● **Extracted text**
━━━━━━━━
Improving Microlasers with Upconversion Nanoparticles

23-08-2021 |   |  By Liam Critchey

There are many different types of microlaser in use. They are found in several commercial applications, from intracellular biosensors to all-photonic microprocessors.

Microlasers have become a staple technology in the bio-photonic and on-chip application sectors. These technologies deliver coherent photons to tiny target volumes with precisely controlled wavelengths.

The success of these technologies in other applications has given rise to a research pursuit where there is a desire to continually create smaller and more efficient microlasers. Specifically, interest in creating continuous-wave microlasers with a low threshold, wavelength-tunable, and narrow linewidth. Especially for high-resolution spectroscopy and interferometric imaging wavelength-multiplexing applications.

Upconversion microlasers show promise for realising this synergy of properties. They have a sizeable anti-Stokes shift (when an emitted photon has more energy than the absorbed photon, the anti-Stokes shift is the energy difference). Despite their potential in these applications, upconversion microlasers are not as well developed as other microlasers because of their high pump power requirements and challenges surrounding the miniaturisation of the optical cavities (resulting in energy loss). But researchers are now looking to lanthanide-doped upconversion nanoparticles (UCNPs) to solve these challenges.


What are Upconversion Nanoparticles (UCNPs)


UCNPs are specialist nanoparticles that can convert photons from a low energy state into a higher energy state. It is common for UCNPs to absorb photons from the infrared range of the electromagnetic spectrum and emit them in the visible or ultraviolet (UV) energy range. UCNPs can be made of different chemical constituents, but they are typically composed of an inorganic host doped with another material, typically lanthanides.
━━━━━━━━
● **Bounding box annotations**
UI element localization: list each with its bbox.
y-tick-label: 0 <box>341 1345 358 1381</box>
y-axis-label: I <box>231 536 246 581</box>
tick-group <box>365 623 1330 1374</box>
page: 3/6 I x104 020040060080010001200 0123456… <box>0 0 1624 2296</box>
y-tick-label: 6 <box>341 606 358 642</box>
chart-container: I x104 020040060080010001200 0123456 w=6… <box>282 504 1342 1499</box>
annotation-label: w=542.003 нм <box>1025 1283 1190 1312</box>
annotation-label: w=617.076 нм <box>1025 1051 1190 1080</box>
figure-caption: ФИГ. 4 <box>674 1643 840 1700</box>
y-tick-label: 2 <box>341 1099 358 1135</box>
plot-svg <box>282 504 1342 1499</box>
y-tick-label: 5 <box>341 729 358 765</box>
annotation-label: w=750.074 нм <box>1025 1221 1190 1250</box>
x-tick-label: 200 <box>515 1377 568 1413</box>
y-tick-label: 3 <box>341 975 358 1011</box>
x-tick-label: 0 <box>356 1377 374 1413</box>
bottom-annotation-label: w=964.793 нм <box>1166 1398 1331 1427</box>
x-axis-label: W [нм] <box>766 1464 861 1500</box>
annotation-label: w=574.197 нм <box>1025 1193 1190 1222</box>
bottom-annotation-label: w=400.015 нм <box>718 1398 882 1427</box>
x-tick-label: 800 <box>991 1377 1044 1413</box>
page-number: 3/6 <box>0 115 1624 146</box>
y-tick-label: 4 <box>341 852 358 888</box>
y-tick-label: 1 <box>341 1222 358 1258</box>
━━━━━━━━
● **Written tasks**
1. According to the article on upconversion microlasers, which materials are typically used as the dopant in upconversion nanoparticles?
2. Render the listing as a numbered list, from its first line through the line containing "bottom-annotation-label: w=400.015 нм", leaving out any blank lines.
The article and the listing are separate and unrelated material.

● **Answers to the exercises**
1. Lanthanides.

2.
1. UI element localization: list each with its bbox.
2. y-tick-label: 0 <box>341 1345 358 1381</box>
3. y-axis-label: I <box>231 536 246 581</box>
4. tick-group <box>365 623 1330 1374</box>
5. page: 3/6 I x104 020040060080010001200 0123456… <box>0 0 1624 2296</box>
6. y-tick-label: 6 <box>341 606 358 642</box>
7. chart-container: I x104 020040060080010001200 0123456 w=6… <box>282 504 1342 1499</box>
8. annotation-label: w=542.003 нм <box>1025 1283 1190 1312</box>
9. annotation-label: w=617.076 нм <box>1025 1051 1190 1080</box>
10. figure-caption: ФИГ. 4 <box>674 1643 840 1700</box>
11. y-tick-label: 2 <box>341 1099 358 1135</box>
12. plot-svg <box>282 504 1342 1499</box>
13. y-tick-label: 5 <box>341 729 358 765</box>
14. annotation-label: w=750.074 нм <box>1025 1221 1190 1250</box>
15. x-tick-label: 200 <box>515 1377 568 1413</box>
16. y-tick-label: 3 <box>341 975 358 1011</box>
17. x-tick-label: 0 <box>356 1377 374 1413</box>
18. bottom-annotation-label: w=964.793 нм <box>1166 1398 1331 1427</box>
19. x-axis-label: W [нм] <box>766 1464 861 1500</box>
20. annotation-label: w=574.197 нм <box>1025 1193 1190 1222</box>
21. bottom-annotation-label: w=400.015 нм <box>718 1398 882 1427</box>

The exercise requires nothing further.